### What to do
Here are records with pictures in them. Copy all of them exactly and leave the pictures out.

### Data provided
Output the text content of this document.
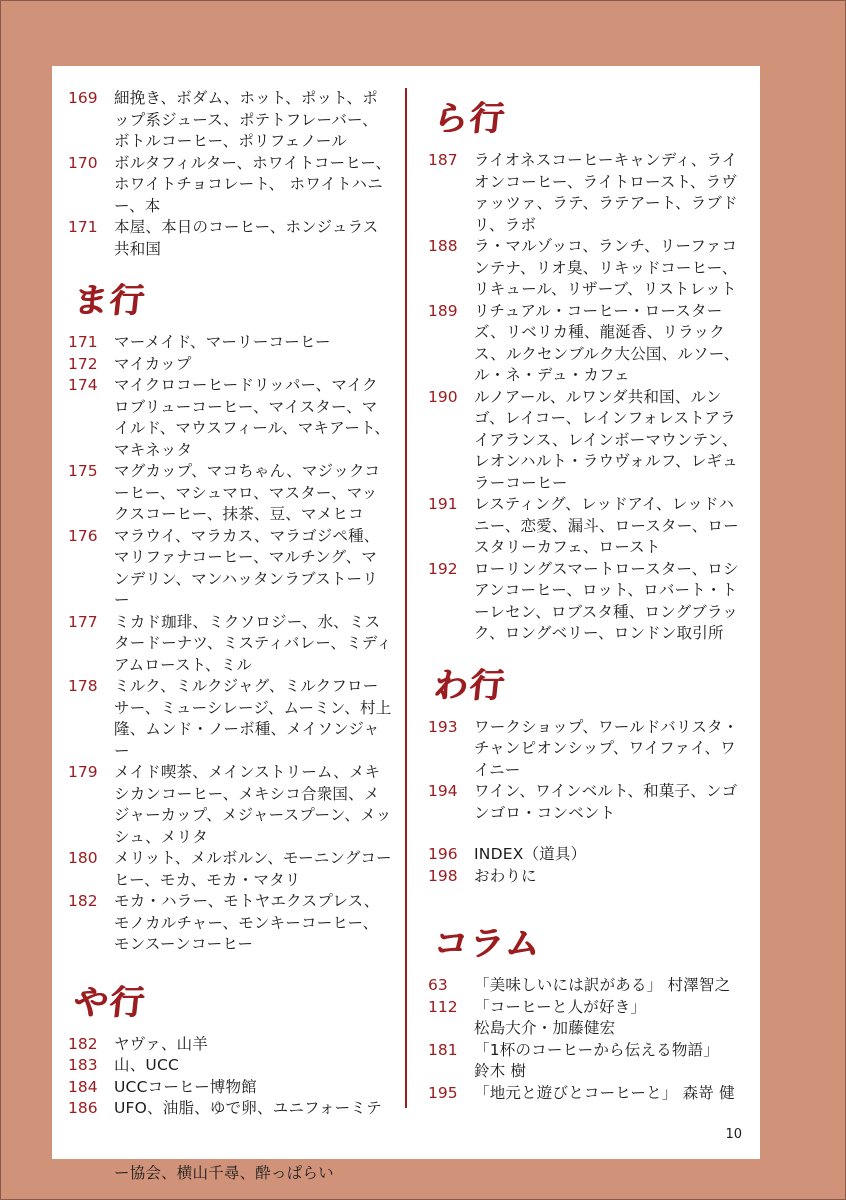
169	細挽き、ボダム、ホット、ポット、ポップ系ジュース、ポテトフレーバー、ボトルコーヒー、ポリフェノール
170	ボルタフィルター、ホワイトコーヒー、ホワイトチョコレート、 ホワイトハニー、本
171	本屋、本日のコーヒー、ホンジュラス共和国
ま行
171	マーメイド、マーリーコーヒー
172	マイカップ
174	マイクロコーヒードリッパー、マイクロブリューコーヒー、マイスター、マイルド、マウスフィール、マキアート、マキネッタ
175	マグカップ、マコちゃん、マジックコーヒー、マシュマロ、マスター、マックスコーヒー、抹茶、豆、マメヒコ
176	マラウイ、マラカス、マラゴジペ種、マリファナコーヒー、マルチング、マンデリン、マンハッタンラブストーリー
177	ミカド珈琲、ミクソロジー、水、ミスタードーナツ、ミスティバレー、ミディアムロースト、ミル
178	ミルク、ミルクジャグ、ミルクフローサー、ミューシレージ、ムーミン、村上隆、ムンド・ノーボ種、メイソンジャー
179	メイド喫茶、メインストリーム、メキシカンコーヒー、メキシコ合衆国、メジャーカップ、メジャースプーン、メッシュ、メリタ
180	メリット、メルボルン、モーニングコーヒー、モカ、モカ・マタリ
182	モカ・ハラー、モトヤエクスプレス、モノカルチャー、モンキーコーヒー、モンスーンコーヒー
や行
182	ヤヴァ、山羊
183	山、UCC
184	UCCコーヒー博物館
186	UFO、油脂、ゆで卵、ユニフォーミテ ー協会、横山千尋、酔っぱらい
ら行
187	ライオネスコーヒーキャンディ、ライオンコーヒー、ライトロースト、ラヴァッツァ、ラテ、ラテアート、ラブドリ、ラボ
188	ラ・マルゾッコ、ランチ、リーファコンテナ、リオ臭、リキッドコーヒー、リキュール、リザーブ、リストレット
189	リチュアル・コーヒー・ロースターズ、リベリカ種、龍涎香、リラックス、ルクセンブルク大公国、ルソー、ル・ネ・デュ・カフェ
190	ルノアール、ルワンダ共和国、ルンゴ、レイコー、レインフォレストアライアランス、レインボーマウンテン、レオンハルト・ラウヴォルフ、レギュラーコーヒー
191	レスティング、レッドアイ、レッドハニー、恋愛、漏斗、ロースター、ロースタリーカフェ、ロースト
192	ローリングスマートロースター、ロシアンコーヒー、ロット、ロバート・トーレセン、ロブスタ種、ロングブラック、ロングベリー、ロンドン取引所
わ行
193	ワークショップ、ワールドバリスタ・チャンピオンシップ、ワイファイ、ワイニー
194	ワイン、ワインベルト、和菓子、ンゴンゴロ・コンベント
196	INDEX（道具）
198	おわりに
コラム
63	「美味しいには訳がある」 村澤智之
112	「コーヒーと人が好き」
松島大介・加藤健宏
181	「1杯のコーヒーから伝える物語」
鈴木 樹
195	「地元と遊びとコーヒーと」 森嵜 健
10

### Finished answer
Output the text content of this document.
169	細挽き、ボダム、ホット、ポット、ポップ系ジュース、ポテトフレーバー、ボトルコーヒー、ポリフェノール
170	ボルタフィルター、ホワイトコーヒー、ホワイトチョコレート、 ホワイトハニー、本
171	本屋、本日のコーヒー、ホンジュラス共和国
ま行
171	マーメイド、マーリーコーヒー
172	マイカップ
174	マイクロコーヒードリッパー、マイクロブリューコーヒー、マイスター、マイルド、マウスフィール、マキアート、マキネッタ
175	マグカップ、マコちゃん、マジックコーヒー、マシュマロ、マスター、マックスコーヒー、抹茶、豆、マメヒコ
176	マラウイ、マラカス、マラゴジペ種、マリファナコーヒー、マルチング、マンデリン、マンハッタンラブストーリー
177	ミカド珈琲、ミクソロジー、水、ミスタードーナツ、ミスティバレー、ミディアムロースト、ミル
178	ミルク、ミルクジャグ、ミルクフローサー、ミューシレージ、ムーミン、村上隆、ムンド・ノーボ種、メイソンジャー
179	メイド喫茶、メインストリーム、メキシカンコーヒー、メキシコ合衆国、メジャーカップ、メジャースプーン、メッシュ、メリタ
180	メリット、メルボルン、モーニングコーヒー、モカ、モカ・マタリ
182	モカ・ハラー、モトヤエクスプレス、モノカルチャー、モンキーコーヒー、モンスーンコーヒー
や行
182	ヤヴァ、山羊
183	山、UCC
184	UCCコーヒー博物館
186	UFO、油脂、ゆで卵、ユニフォーミテ ー協会、横山千尋、酔っぱらい
ら行
187	ライオネスコーヒーキャンディ、ライオンコーヒー、ライトロースト、ラヴァッツァ、ラテ、ラテアート、ラブドリ、ラボ
188	ラ・マルゾッコ、ランチ、リーファコンテナ、リオ臭、リキッドコーヒー、リキュール、リザーブ、リストレット
189	リチュアル・コーヒー・ロースターズ、リベリカ種、龍涎香、リラックス、ルクセンブルク大公国、ルソー、ル・ネ・デュ・カフェ
190	ルノアール、ルワンダ共和国、ルンゴ、レイコー、レインフォレストアライアランス、レインボーマウンテン、レオンハルト・ラウヴォルフ、レギュラーコーヒー
191	レスティング、レッドアイ、レッドハニー、恋愛、漏斗、ロースター、ロースタリーカフェ、ロースト
192	ローリングスマートロースター、ロシアンコーヒー、ロット、ロバート・トーレセン、ロブスタ種、ロングブラック、ロングベリー、ロンドン取引所
わ行
193	ワークショップ、ワールドバリスタ・チャンピオンシップ、ワイファイ、ワイニー
194	ワイン、ワインベルト、和菓子、ンゴンゴロ・コンベント
196	INDEX（道具）
198	おわりに
コラム
63	「美味しいには訳がある」 村澤智之
112	「コーヒーと人が好き」
松島大介・加藤健宏
181	「1杯のコーヒーから伝える物語」
鈴木 樹
195	「地元と遊びとコーヒーと」 森嵜 健
10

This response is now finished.